== MATERIAL SHOWN ==
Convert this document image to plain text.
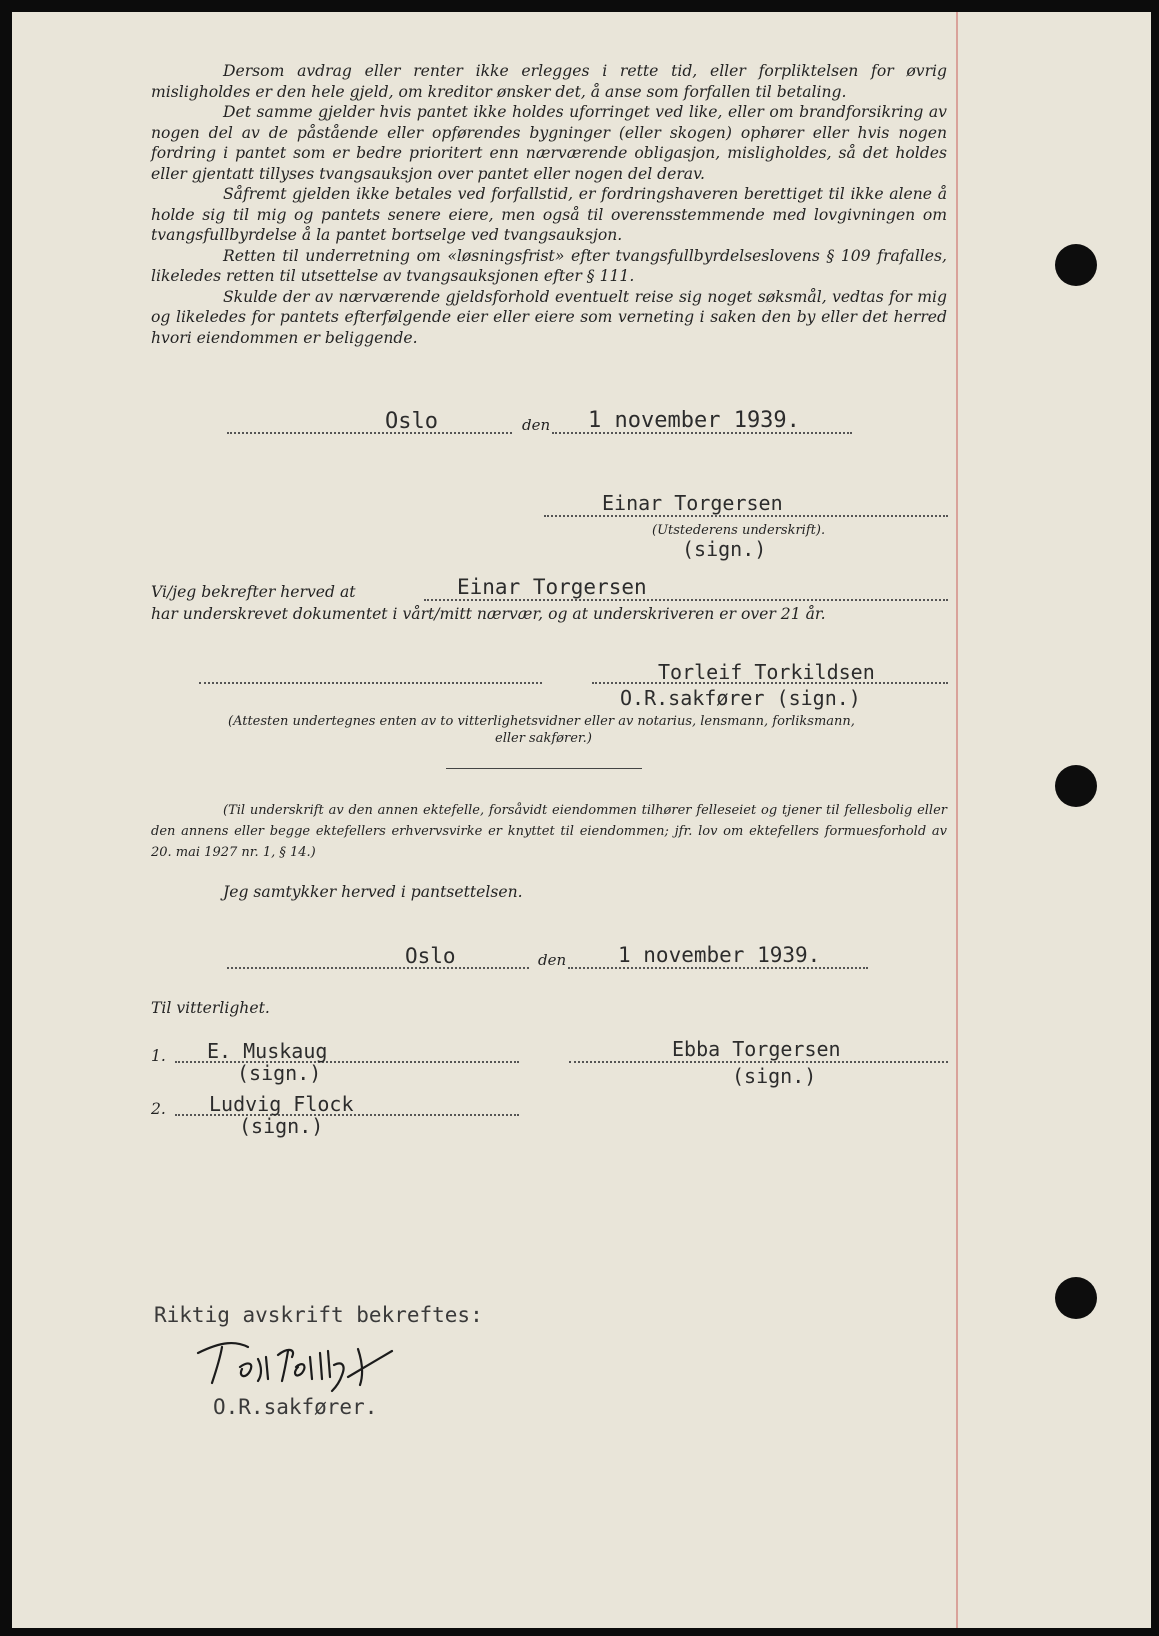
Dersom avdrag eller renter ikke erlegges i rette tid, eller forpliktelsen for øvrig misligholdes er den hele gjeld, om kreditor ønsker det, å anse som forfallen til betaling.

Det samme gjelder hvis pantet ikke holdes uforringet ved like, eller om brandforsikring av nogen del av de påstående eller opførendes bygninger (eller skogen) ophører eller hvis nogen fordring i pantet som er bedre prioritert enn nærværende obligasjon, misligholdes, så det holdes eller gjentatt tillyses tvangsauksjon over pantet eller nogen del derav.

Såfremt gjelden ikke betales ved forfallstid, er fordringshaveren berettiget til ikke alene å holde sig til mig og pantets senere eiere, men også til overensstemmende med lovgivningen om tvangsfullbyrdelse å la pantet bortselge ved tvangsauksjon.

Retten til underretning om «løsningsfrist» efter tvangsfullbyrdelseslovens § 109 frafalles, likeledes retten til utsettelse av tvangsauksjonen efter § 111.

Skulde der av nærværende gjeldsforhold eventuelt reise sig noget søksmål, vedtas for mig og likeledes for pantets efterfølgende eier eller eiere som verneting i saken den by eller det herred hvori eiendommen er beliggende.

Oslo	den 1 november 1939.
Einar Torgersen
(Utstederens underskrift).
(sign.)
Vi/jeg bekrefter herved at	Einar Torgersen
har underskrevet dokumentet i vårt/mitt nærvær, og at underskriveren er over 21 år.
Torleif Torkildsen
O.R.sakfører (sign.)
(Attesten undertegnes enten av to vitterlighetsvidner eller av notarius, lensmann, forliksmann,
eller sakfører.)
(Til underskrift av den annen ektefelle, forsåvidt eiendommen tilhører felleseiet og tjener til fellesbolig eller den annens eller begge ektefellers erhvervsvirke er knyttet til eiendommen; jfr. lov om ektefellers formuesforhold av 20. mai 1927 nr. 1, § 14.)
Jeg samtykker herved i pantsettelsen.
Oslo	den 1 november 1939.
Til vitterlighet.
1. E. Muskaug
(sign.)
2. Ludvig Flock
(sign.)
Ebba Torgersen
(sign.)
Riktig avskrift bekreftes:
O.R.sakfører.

== EXERCISE AIM ==
Leave out the pictures and output every record above precisely as given.

== FINISHED TASK ==
Convert this document image to plain text.
Dersom avdrag eller renter ikke erlegges i rette tid, eller forpliktelsen for øvrig misligholdes er den hele gjeld, om kreditor ønsker det, å anse som forfallen til betaling.

Det samme gjelder hvis pantet ikke holdes uforringet ved like, eller om brandforsikring av nogen del av de påstående eller opførendes bygninger (eller skogen) ophører eller hvis nogen fordring i pantet som er bedre prioritert enn nærværende obligasjon, misligholdes, så det holdes eller gjentatt tillyses tvangsauksjon over pantet eller nogen del derav.

Såfremt gjelden ikke betales ved forfallstid, er fordringshaveren berettiget til ikke alene å holde sig til mig og pantets senere eiere, men også til overensstemmende med lovgivningen om tvangsfullbyrdelse å la pantet bortselge ved tvangsauksjon.

Retten til underretning om «løsningsfrist» efter tvangsfullbyrdelseslovens § 109 frafalles, likeledes retten til utsettelse av tvangsauksjonen efter § 111.

Skulde der av nærværende gjeldsforhold eventuelt reise sig noget søksmål, vedtas for mig og likeledes for pantets efterfølgende eier eller eiere som verneting i saken den by eller det herred hvori eiendommen er beliggende.

Oslo	den 1 november 1939.
Einar Torgersen
(Utstederens underskrift).
(sign.)
Vi/jeg bekrefter herved at	Einar Torgersen
har underskrevet dokumentet i vårt/mitt nærvær, og at underskriveren er over 21 år.
Torleif Torkildsen
O.R.sakfører (sign.)
(Attesten undertegnes enten av to vitterlighetsvidner eller av notarius, lensmann, forliksmann,
eller sakfører.)
(Til underskrift av den annen ektefelle, forsåvidt eiendommen tilhører felleseiet og tjener til fellesbolig eller den annens eller begge ektefellers erhvervsvirke er knyttet til eiendommen; jfr. lov om ektefellers formuesforhold av 20. mai 1927 nr. 1, § 14.)
Jeg samtykker herved i pantsettelsen.
Oslo	den 1 november 1939.
Til vitterlighet.
1. E. Muskaug
(sign.)
2. Ludvig Flock
(sign.)
Ebba Torgersen
(sign.)
Riktig avskrift bekreftes:
O.R.sakfører.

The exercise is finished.